Look through the data below. Show each line where the string "border" occurs.

--- Start of Extracted records ---

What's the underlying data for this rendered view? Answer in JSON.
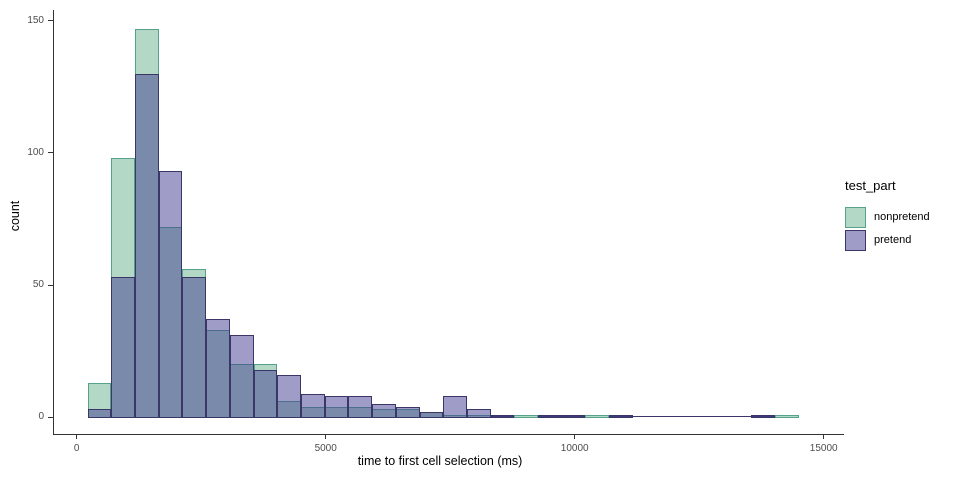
{
  "chart_data": {
    "type": "histogram",
    "title": "",
    "xlabel": "time to first cell selection (ms)",
    "ylabel": "count",
    "x_ticks": [
      0,
      5000,
      10000,
      15000
    ],
    "y_ticks": [
      0,
      50,
      100,
      150
    ],
    "xlim": [
      -500,
      15400
    ],
    "ylim": [
      -7,
      154
    ],
    "grid": "off",
    "background": "#FFFFFF",
    "axis_color": "#333333",
    "tick_label_color": "#4D4D4D",
    "bins_start_ms": 220,
    "bin_width_ms": 476,
    "legend": {
      "title": "test_part",
      "position": "right",
      "entries": [
        {
          "label": "nonpretend",
          "fill": "#B3D9C6",
          "border": "#56A18C"
        },
        {
          "label": "pretend",
          "fill": "#9F9DC7",
          "border": "#3A3768"
        }
      ]
    },
    "series": [
      {
        "name": "nonpretend",
        "fill": "#B3D9C6",
        "border": "#56A18C",
        "counts": [
          13,
          98,
          147,
          72,
          56,
          33,
          20,
          20,
          6,
          4,
          4,
          4,
          3,
          3,
          2,
          1,
          1,
          0,
          1,
          0,
          0,
          1,
          0,
          0,
          0,
          0,
          0,
          0,
          0,
          1
        ]
      },
      {
        "name": "pretend",
        "fill": "rgba(63,59,143,0.5)",
        "border": "#3A3768",
        "counts": [
          3,
          53,
          130,
          93,
          53,
          37,
          31,
          18,
          16,
          9,
          8,
          8,
          5,
          4,
          2,
          8,
          3,
          1,
          0,
          1,
          1,
          0,
          1,
          0,
          0,
          0,
          0,
          0,
          1,
          0
        ]
      }
    ]
  }
}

--- End of Extracted records ---

## The answer
          "border": "#56A18C"
          "border": "#3A3768"
        "border": "#56A18C",
        "border": "#3A3768",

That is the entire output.